#### [INSTRUCTIONS TO FOLLOW]
The records that follow are to be repeated without alteration.

>> Start DATA FOR THIS TASK

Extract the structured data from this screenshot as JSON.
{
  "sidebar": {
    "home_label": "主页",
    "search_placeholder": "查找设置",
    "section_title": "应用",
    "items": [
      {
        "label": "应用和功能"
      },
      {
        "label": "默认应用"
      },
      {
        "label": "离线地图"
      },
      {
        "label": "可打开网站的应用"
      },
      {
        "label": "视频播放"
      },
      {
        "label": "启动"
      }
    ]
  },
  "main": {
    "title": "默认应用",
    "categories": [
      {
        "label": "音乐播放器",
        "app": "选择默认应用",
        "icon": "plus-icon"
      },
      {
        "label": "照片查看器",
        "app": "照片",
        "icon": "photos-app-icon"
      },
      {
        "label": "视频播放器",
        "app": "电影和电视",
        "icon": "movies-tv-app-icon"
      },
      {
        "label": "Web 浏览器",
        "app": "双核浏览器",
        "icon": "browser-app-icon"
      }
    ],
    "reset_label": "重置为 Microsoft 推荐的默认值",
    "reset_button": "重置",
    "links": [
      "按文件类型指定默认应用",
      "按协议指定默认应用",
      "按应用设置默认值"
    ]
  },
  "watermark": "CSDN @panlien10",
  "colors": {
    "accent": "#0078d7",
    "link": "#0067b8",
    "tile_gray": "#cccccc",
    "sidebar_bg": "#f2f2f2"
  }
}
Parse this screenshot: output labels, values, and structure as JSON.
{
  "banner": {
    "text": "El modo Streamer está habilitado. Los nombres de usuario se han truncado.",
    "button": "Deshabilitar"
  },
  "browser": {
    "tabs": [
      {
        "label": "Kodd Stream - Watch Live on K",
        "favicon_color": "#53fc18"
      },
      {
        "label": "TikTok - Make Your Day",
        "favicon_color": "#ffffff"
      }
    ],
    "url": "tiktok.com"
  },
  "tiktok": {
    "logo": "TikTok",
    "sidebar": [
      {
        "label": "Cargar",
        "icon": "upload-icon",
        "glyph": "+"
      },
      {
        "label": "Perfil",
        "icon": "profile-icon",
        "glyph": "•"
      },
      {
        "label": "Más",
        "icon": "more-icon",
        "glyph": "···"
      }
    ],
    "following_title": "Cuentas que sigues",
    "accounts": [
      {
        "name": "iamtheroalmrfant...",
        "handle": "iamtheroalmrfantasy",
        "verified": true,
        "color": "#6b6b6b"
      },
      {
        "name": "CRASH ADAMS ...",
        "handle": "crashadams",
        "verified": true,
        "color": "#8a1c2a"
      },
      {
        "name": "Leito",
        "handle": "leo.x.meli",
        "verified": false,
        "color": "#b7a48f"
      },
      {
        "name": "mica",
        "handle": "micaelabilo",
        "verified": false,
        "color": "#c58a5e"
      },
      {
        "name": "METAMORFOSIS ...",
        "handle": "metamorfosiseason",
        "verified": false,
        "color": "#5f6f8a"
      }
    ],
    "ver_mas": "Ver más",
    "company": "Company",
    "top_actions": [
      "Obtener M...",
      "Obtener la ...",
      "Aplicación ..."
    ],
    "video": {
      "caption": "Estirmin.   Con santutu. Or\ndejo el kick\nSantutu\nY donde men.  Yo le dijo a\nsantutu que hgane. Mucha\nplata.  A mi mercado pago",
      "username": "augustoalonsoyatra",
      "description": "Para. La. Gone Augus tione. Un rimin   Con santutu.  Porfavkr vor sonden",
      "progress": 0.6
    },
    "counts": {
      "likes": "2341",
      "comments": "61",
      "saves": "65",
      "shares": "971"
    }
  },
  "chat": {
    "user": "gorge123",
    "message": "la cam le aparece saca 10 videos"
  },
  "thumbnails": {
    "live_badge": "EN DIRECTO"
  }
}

>> End DATA FOR THIS TASK

#### [ANSWER IN FULL]
Extract the structured data from this screenshot as JSON.
{
  "sidebar": {
    "home_label": "主页",
    "search_placeholder": "查找设置",
    "section_title": "应用",
    "items": [
      {
        "label": "应用和功能"
      },
      {
        "label": "默认应用"
      },
      {
        "label": "离线地图"
      },
      {
        "label": "可打开网站的应用"
      },
      {
        "label": "视频播放"
      },
      {
        "label": "启动"
      }
    ]
  },
  "main": {
    "title": "默认应用",
    "categories": [
      {
        "label": "音乐播放器",
        "app": "选择默认应用",
        "icon": "plus-icon"
      },
      {
        "label": "照片查看器",
        "app": "照片",
        "icon": "photos-app-icon"
      },
      {
        "label": "视频播放器",
        "app": "电影和电视",
        "icon": "movies-tv-app-icon"
      },
      {
        "label": "Web 浏览器",
        "app": "双核浏览器",
        "icon": "browser-app-icon"
      }
    ],
    "reset_label": "重置为 Microsoft 推荐的默认值",
    "reset_button": "重置",
    "links": [
      "按文件类型指定默认应用",
      "按协议指定默认应用",
      "按应用设置默认值"
    ]
  },
  "watermark": "CSDN @panlien10",
  "colors": {
    "accent": "#0078d7",
    "link": "#0067b8",
    "tile_gray": "#cccccc",
    "sidebar_bg": "#f2f2f2"
  }
}
Parse this screenshot: output labels, values, and structure as JSON.
{
  "banner": {
    "text": "El modo Streamer está habilitado. Los nombres de usuario se han truncado.",
    "button": "Deshabilitar"
  },
  "browser": {
    "tabs": [
      {
        "label": "Kodd Stream - Watch Live on K",
        "favicon_color": "#53fc18"
      },
      {
        "label": "TikTok - Make Your Day",
        "favicon_color": "#ffffff"
      }
    ],
    "url": "tiktok.com"
  },
  "tiktok": {
    "logo": "TikTok",
    "sidebar": [
      {
        "label": "Cargar",
        "icon": "upload-icon",
        "glyph": "+"
      },
      {
        "label": "Perfil",
        "icon": "profile-icon",
        "glyph": "•"
      },
      {
        "label": "Más",
        "icon": "more-icon",
        "glyph": "···"
      }
    ],
    "following_title": "Cuentas que sigues",
    "accounts": [
      {
        "name": "iamtheroalmrfant...",
        "handle": "iamtheroalmrfantasy",
        "verified": true,
        "color": "#6b6b6b"
      },
      {
        "name": "CRASH ADAMS ...",
        "handle": "crashadams",
        "verified": true,
        "color": "#8a1c2a"
      },
      {
        "name": "Leito",
        "handle": "leo.x.meli",
        "verified": false,
        "color": "#b7a48f"
      },
      {
        "name": "mica",
        "handle": "micaelabilo",
        "verified": false,
        "color": "#c58a5e"
      },
      {
        "name": "METAMORFOSIS ...",
        "handle": "metamorfosiseason",
        "verified": false,
        "color": "#5f6f8a"
      }
    ],
    "ver_mas": "Ver más",
    "company": "Company",
    "top_actions": [
      "Obtener M...",
      "Obtener la ...",
      "Aplicación ..."
    ],
    "video": {
      "caption": "Estirmin.   Con santutu. Or\ndejo el kick\nSantutu\nY donde men.  Yo le dijo a\nsantutu que hgane. Mucha\nplata.  A mi mercado pago",
      "username": "augustoalonsoyatra",
      "description": "Para. La. Gone Augus tione. Un rimin   Con santutu.  Porfavkr vor sonden",
      "progress": 0.6
    },
    "counts": {
      "likes": "2341",
      "comments": "61",
      "saves": "65",
      "shares": "971"
    }
  },
  "chat": {
    "user": "gorge123",
    "message": "la cam le aparece saca 10 videos"
  },
  "thumbnails": {
    "live_badge": "EN DIRECTO"
  }
}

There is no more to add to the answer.